==== GIVEN DATA

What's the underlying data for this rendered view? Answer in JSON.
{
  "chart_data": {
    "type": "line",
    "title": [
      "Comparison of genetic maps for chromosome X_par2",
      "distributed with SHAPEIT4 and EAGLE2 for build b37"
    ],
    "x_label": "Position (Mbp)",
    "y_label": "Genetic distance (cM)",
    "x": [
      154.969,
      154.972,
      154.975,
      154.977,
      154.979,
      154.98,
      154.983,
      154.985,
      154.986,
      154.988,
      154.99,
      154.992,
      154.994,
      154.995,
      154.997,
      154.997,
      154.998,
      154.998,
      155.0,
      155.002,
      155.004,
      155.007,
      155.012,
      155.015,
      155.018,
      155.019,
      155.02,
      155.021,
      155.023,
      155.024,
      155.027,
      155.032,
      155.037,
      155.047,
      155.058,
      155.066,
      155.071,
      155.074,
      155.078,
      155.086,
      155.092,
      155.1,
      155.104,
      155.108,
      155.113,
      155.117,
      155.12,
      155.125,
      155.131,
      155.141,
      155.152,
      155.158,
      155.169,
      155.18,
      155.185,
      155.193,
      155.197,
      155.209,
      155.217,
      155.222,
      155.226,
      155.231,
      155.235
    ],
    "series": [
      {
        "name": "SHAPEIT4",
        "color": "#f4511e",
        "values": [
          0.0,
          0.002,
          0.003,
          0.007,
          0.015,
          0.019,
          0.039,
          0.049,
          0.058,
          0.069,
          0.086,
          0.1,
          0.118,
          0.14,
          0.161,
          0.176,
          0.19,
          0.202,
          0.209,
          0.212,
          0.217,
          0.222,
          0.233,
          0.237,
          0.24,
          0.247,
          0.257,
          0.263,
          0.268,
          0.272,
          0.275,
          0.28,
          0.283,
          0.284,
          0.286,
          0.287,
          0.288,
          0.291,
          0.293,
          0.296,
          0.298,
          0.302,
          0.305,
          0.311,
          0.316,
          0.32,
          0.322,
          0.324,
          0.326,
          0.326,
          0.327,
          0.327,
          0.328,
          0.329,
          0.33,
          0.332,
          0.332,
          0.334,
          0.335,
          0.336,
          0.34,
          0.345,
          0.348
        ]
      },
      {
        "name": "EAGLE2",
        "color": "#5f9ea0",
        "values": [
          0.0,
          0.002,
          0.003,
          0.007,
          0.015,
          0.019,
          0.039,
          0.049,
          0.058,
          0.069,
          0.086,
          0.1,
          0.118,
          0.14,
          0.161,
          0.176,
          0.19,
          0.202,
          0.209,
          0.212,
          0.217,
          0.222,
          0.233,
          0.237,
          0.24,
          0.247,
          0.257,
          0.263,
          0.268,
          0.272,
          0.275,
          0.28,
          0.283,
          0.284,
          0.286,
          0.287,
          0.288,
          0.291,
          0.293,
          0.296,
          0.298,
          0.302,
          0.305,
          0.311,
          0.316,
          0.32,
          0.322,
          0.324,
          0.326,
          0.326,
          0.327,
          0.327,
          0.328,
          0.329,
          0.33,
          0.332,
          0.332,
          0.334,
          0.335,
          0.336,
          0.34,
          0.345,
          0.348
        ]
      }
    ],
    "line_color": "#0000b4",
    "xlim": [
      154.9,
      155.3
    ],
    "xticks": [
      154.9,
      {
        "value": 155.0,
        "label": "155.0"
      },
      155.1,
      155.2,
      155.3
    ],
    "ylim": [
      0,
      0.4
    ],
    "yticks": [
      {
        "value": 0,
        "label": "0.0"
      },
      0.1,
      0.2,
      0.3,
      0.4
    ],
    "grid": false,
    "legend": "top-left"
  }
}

========

▸ SHORT EXERCISE: Copy all of the material word for word.

▸ THE ANSWER:
What's the underlying data for this rendered view? Answer in JSON.
{
  "chart_data": {
    "type": "line",
    "title": [
      "Comparison of genetic maps for chromosome X_par2",
      "distributed with SHAPEIT4 and EAGLE2 for build b37"
    ],
    "x_label": "Position (Mbp)",
    "y_label": "Genetic distance (cM)",
    "x": [
      154.969,
      154.972,
      154.975,
      154.977,
      154.979,
      154.98,
      154.983,
      154.985,
      154.986,
      154.988,
      154.99,
      154.992,
      154.994,
      154.995,
      154.997,
      154.997,
      154.998,
      154.998,
      155.0,
      155.002,
      155.004,
      155.007,
      155.012,
      155.015,
      155.018,
      155.019,
      155.02,
      155.021,
      155.023,
      155.024,
      155.027,
      155.032,
      155.037,
      155.047,
      155.058,
      155.066,
      155.071,
      155.074,
      155.078,
      155.086,
      155.092,
      155.1,
      155.104,
      155.108,
      155.113,
      155.117,
      155.12,
      155.125,
      155.131,
      155.141,
      155.152,
      155.158,
      155.169,
      155.18,
      155.185,
      155.193,
      155.197,
      155.209,
      155.217,
      155.222,
      155.226,
      155.231,
      155.235
    ],
    "series": [
      {
        "name": "SHAPEIT4",
        "color": "#f4511e",
        "values": [
          0.0,
          0.002,
          0.003,
          0.007,
          0.015,
          0.019,
          0.039,
          0.049,
          0.058,
          0.069,
          0.086,
          0.1,
          0.118,
          0.14,
          0.161,
          0.176,
          0.19,
          0.202,
          0.209,
          0.212,
          0.217,
          0.222,
          0.233,
          0.237,
          0.24,
          0.247,
          0.257,
          0.263,
          0.268,
          0.272,
          0.275,
          0.28,
          0.283,
          0.284,
          0.286,
          0.287,
          0.288,
          0.291,
          0.293,
          0.296,
          0.298,
          0.302,
          0.305,
          0.311,
          0.316,
          0.32,
          0.322,
          0.324,
          0.326,
          0.326,
          0.327,
          0.327,
          0.328,
          0.329,
          0.33,
          0.332,
          0.332,
          0.334,
          0.335,
          0.336,
          0.34,
          0.345,
          0.348
        ]
      },
      {
        "name": "EAGLE2",
        "color": "#5f9ea0",
        "values": [
          0.0,
          0.002,
          0.003,
          0.007,
          0.015,
          0.019,
          0.039,
          0.049,
          0.058,
          0.069,
          0.086,
          0.1,
          0.118,
          0.14,
          0.161,
          0.176,
          0.19,
          0.202,
          0.209,
          0.212,
          0.217,
          0.222,
          0.233,
          0.237,
          0.24,
          0.247,
          0.257,
          0.263,
          0.268,
          0.272,
          0.275,
          0.28,
          0.283,
          0.284,
          0.286,
          0.287,
          0.288,
          0.291,
          0.293,
          0.296,
          0.298,
          0.302,
          0.305,
          0.311,
          0.316,
          0.32,
          0.322,
          0.324,
          0.326,
          0.326,
          0.327,
          0.327,
          0.328,
          0.329,
          0.33,
          0.332,
          0.332,
          0.334,
          0.335,
          0.336,
          0.34,
          0.345,
          0.348
        ]
      }
    ],
    "line_color": "#0000b4",
    "xlim": [
      154.9,
      155.3
    ],
    "xticks": [
      154.9,
      {
        "value": 155.0,
        "label": "155.0"
      },
      155.1,
      155.2,
      155.3
    ],
    "ylim": [
      0,
      0.4
    ],
    "yticks": [
      {
        "value": 0,
        "label": "0.0"
      },
      0.1,
      0.2,
      0.3,
      0.4
    ],
    "grid": false,
    "legend": "top-left"
  }
}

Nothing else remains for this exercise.